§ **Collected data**
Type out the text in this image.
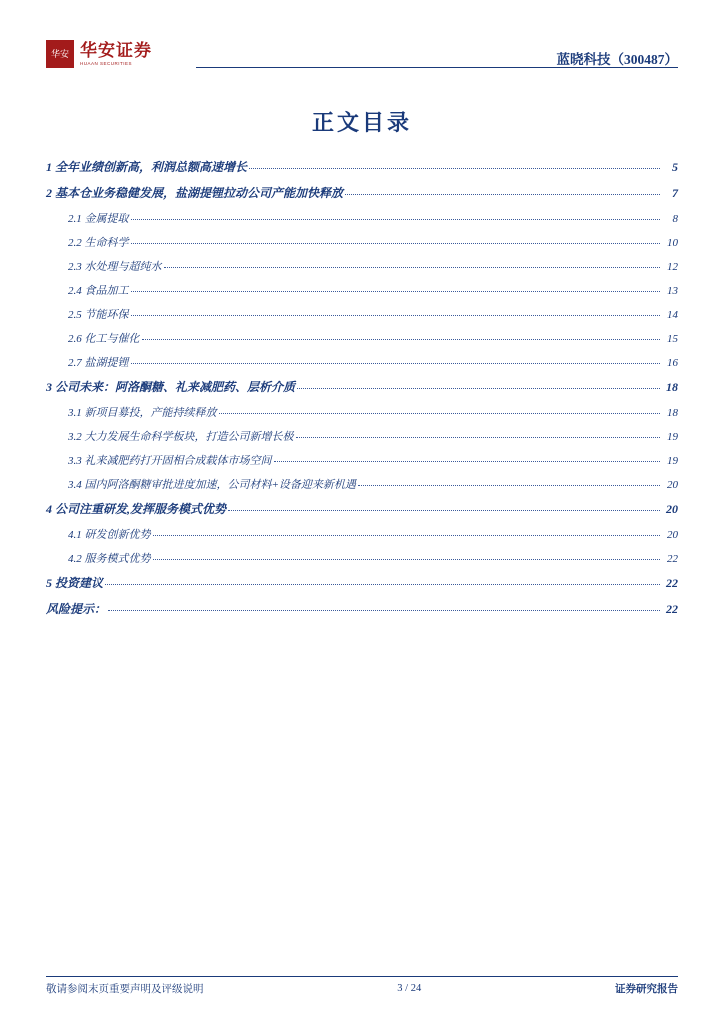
华安 华安证券
HUAAN SECURITIES	蓝晓科技（300487）
正文目录
1 全年业绩创新高，利润总额高速增长	5
2 基本仓业务稳健发展，盐湖提锂拉动公司产能加快释放	7
2.1 金属提取	8
2.2 生命科学	10
2.3 水处理与超纯水	12
2.4 食品加工	13
2.5 节能环保	14
2.6 化工与催化	15
2.7 盐湖提锂	16
3 公司未来：阿洛酮糖、礼来减肥药、层析介质	18
3.1 新项目募投，产能持续释放	18
3.2 大力发展生命科学板块，打造公司新增长极	19
3.3 礼来减肥药打开固相合成载体市场空间	19
3.4 国内阿洛酮糖审批进度加速，公司材料+设备迎来新机遇	20
4 公司注重研发,发挥服务模式优势	20
4.1 研发创新优势	20
4.2 服务模式优势	22
5 投资建议	22
风险提示：	22
敬请参阅末页重要声明及评级说明	3 / 24	证券研究报告
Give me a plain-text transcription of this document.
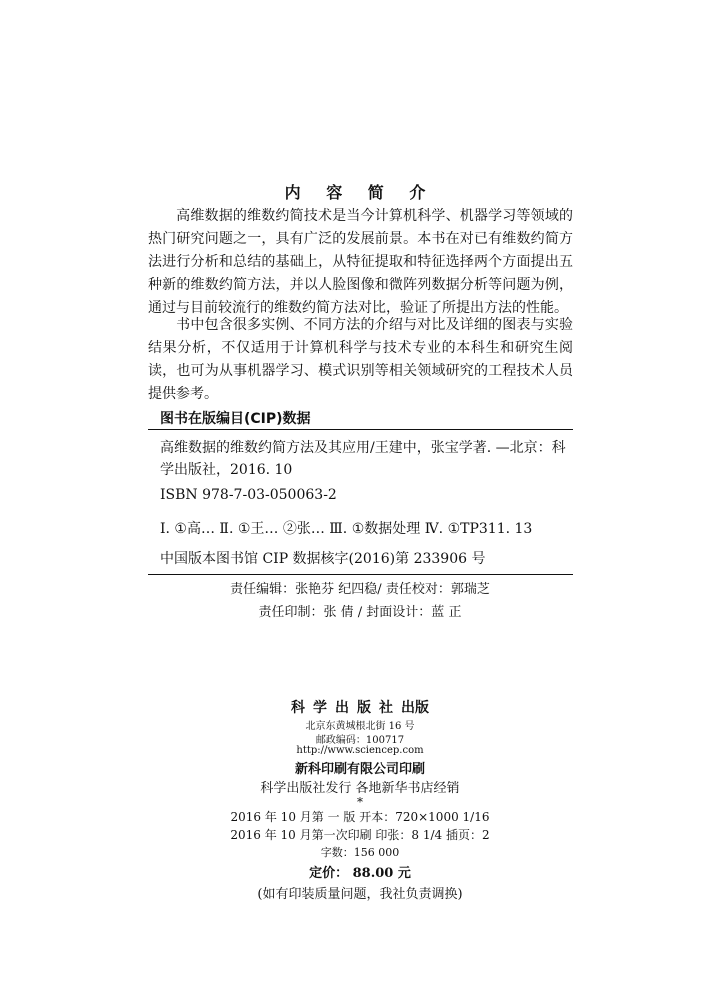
内 容 简 介
高维数据的维数约简技术是当今计算机科学、机器学习等领域的热门研究问题之一，具有广泛的发展前景。本书在对已有维数约简方法进行分析和总结的基础上，从特征提取和特征选择两个方面提出五种新的维数约简方法，并以人脸图像和微阵列数据分析等问题为例，通过与目前较流行的维数约简方法对比，验证了所提出方法的性能。
书中包含很多实例、不同方法的介绍与对比及详细的图表与实验结果分析，不仅适用于计算机科学与技术专业的本科生和研究生阅读，也可为从事机器学习、模式识别等相关领域研究的工程技术人员提供参考。
图书在版编目(CIP)数据
高维数据的维数约简方法及其应用/王建中，张宝学著. —北京：科学出版社，2016. 10
ISBN 978-7-03-050063-2
Ⅰ. ①高… Ⅱ. ①王… ②张… Ⅲ. ①数据处理 Ⅳ. ①TP311. 13
中国版本图书馆 CIP 数据核字(2016)第 233906 号
责任编辑：张艳芬 纪四稳/ 责任校对：郭瑞芝
责任印制：张 倩 / 封面设计：蓝 正
科学出版社出版
北京东黄城根北街 16 号
邮政编码：100717
http://www.sciencep.com
新科印刷有限公司印刷
科学出版社发行 各地新华书店经销
*
2016 年 10 月第 一 版 开本：720×1000 1/16
2016 年 10 月第一次印刷 印张：8 1/4 插页：2
字数：156 000
定价： 88.00 元
(如有印装质量问题，我社负责调换)
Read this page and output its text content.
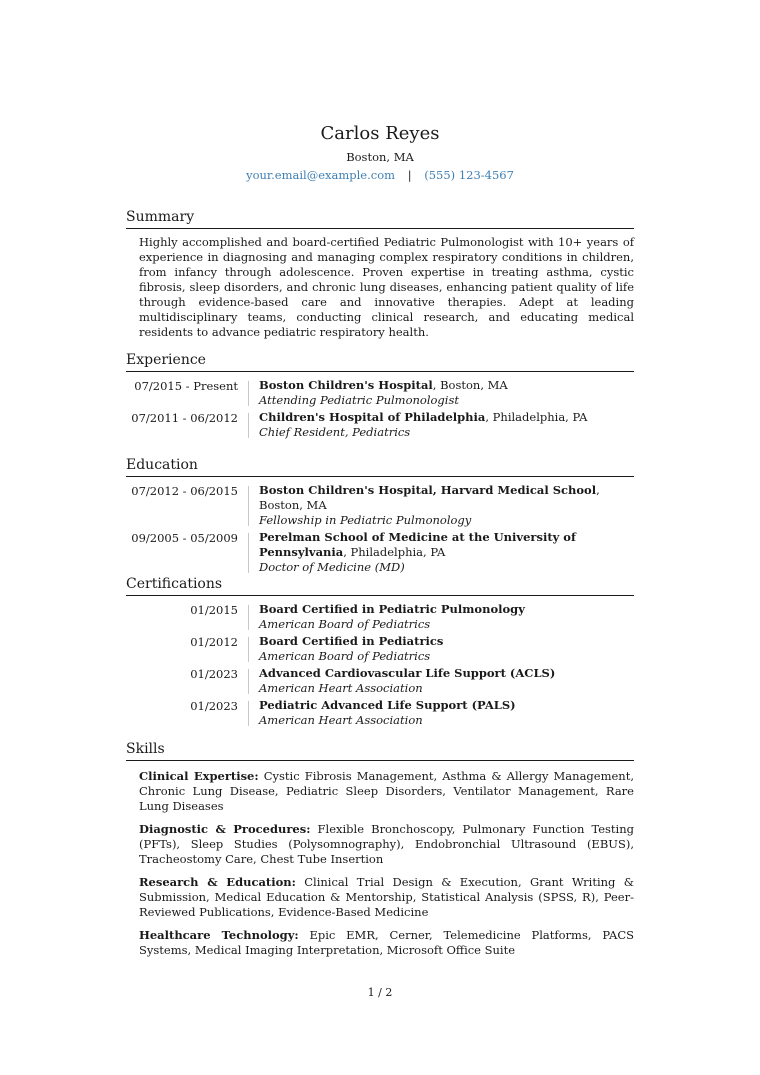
Carlos Reyes
Boston, MA
your.email@example.com | (555) 123-4567
Summary
Highly accomplished and board-certified Pediatric Pulmonologist with 10+ years of experience in diagnosing and managing complex respiratory conditions in children, from infancy through adolescence. Proven expertise in treating asthma, cystic fibrosis, sleep disorders, and chronic lung diseases, enhancing patient quality of life through evidence-based care and innovative therapies. Adept at leading multidisciplinary teams, conducting clinical research, and educating medical residents to advance pediatric respiratory health.
Experience
07/2015 - Present Boston Children's Hospital, Boston, MA
Attending Pediatric Pulmonologist
07/2011 - 06/2012 Children's Hospital of Philadelphia, Philadelphia, PA
Chief Resident, Pediatrics
Education
07/2012 - 06/2015 Boston Children's Hospital, Harvard Medical School, Boston, MA
Fellowship in Pediatric Pulmonology
09/2005 - 05/2009 Perelman School of Medicine at the University of Pennsylvania, Philadelphia, PA
Doctor of Medicine (MD)
Certifications
01/2015 Board Certified in Pediatric Pulmonology
American Board of Pediatrics
01/2012 Board Certified in Pediatrics
American Board of Pediatrics
01/2023 Advanced Cardiovascular Life Support (ACLS)
American Heart Association
01/2023 Pediatric Advanced Life Support (PALS)
American Heart Association
Skills
Clinical Expertise: Cystic Fibrosis Management, Asthma & Allergy Management, Chronic Lung Disease, Pediatric Sleep Disorders, Ventilator Management, Rare Lung Diseases
Diagnostic & Procedures: Flexible Bronchoscopy, Pulmonary Function Testing (PFTs), Sleep Studies (Polysomnography), Endobronchial Ultrasound (EBUS), Tracheostomy Care, Chest Tube Insertion
Research & Education: Clinical Trial Design & Execution, Grant Writing & Submission, Medical Education & Mentorship, Statistical Analysis (SPSS, R), Peer-Reviewed Publications, Evidence-Based Medicine
Healthcare Technology: Epic EMR, Cerner, Telemedicine Platforms, PACS Systems, Medical Imaging Interpretation, Microsoft Office Suite
1 / 2
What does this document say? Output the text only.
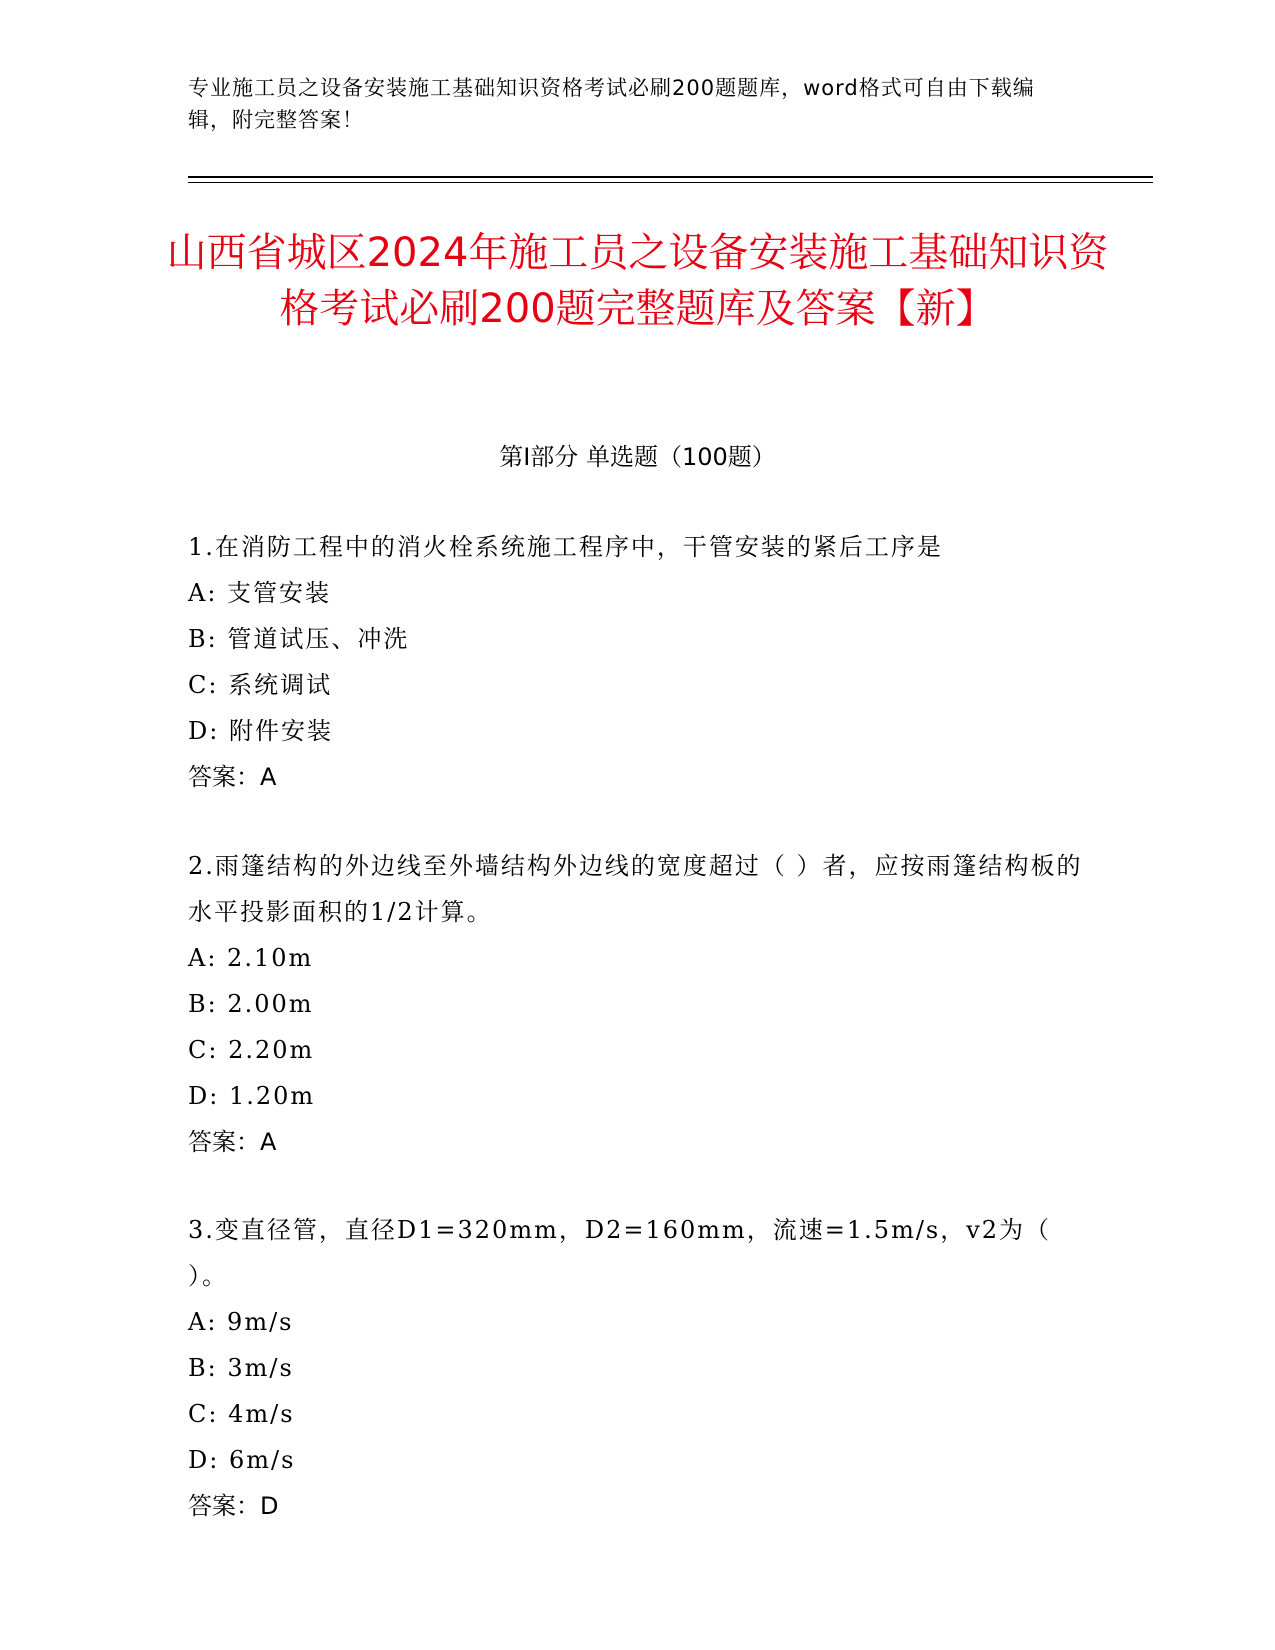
专业施工员之设备安装施工基础知识资格考试必刷200题题库，word格式可自由下载编辑，附完整答案！
山西省城区2024年施工员之设备安装施工基础知识资格考试必刷200题完整题库及答案【新】
第I部分 单选题（100题）

1.在消防工程中的消火栓系统施工程序中，干管安装的紧后工序是

A: 支管安装

B: 管道试压、冲洗

C: 系统调试

D: 附件安装

答案：A

2.雨篷结构的外边线至外墙结构外边线的宽度超过（ ）者，应按雨篷结构板的水平投影面积的1/2计算。

A: 2.10m

B: 2.00m

C: 2.20m

D: 1.20m

答案：A

3.变直径管，直径D1=320mm，D2=160mm，流速=1.5m/s，v2为（ ）。

A: 9m/s

B: 3m/s

C: 4m/s

D: 6m/s

答案：D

§ **WHAT YOU ARE ASKED TO DO**
Please copy exactly the lines from the one containing "What does this" through the last line of the records above, both included, and leave out any pictures.

§ **FINAL ANSWER**
What does this document say? Output the text only.
专业施工员之设备安装施工基础知识资格考试必刷200题题库，word格式可自由下载编辑，附完整答案！
山西省城区2024年施工员之设备安装施工基础知识资格考试必刷200题完整题库及答案【新】
第I部分 单选题（100题）

1.在消防工程中的消火栓系统施工程序中，干管安装的紧后工序是

A: 支管安装

B: 管道试压、冲洗

C: 系统调试

D: 附件安装

答案：A

2.雨篷结构的外边线至外墙结构外边线的宽度超过（ ）者，应按雨篷结构板的水平投影面积的1/2计算。

A: 2.10m

B: 2.00m

C: 2.20m

D: 1.20m

答案：A

3.变直径管，直径D1=320mm，D2=160mm，流速=1.5m/s，v2为（ ）。

A: 9m/s

B: 3m/s

C: 4m/s

D: 6m/s

答案：D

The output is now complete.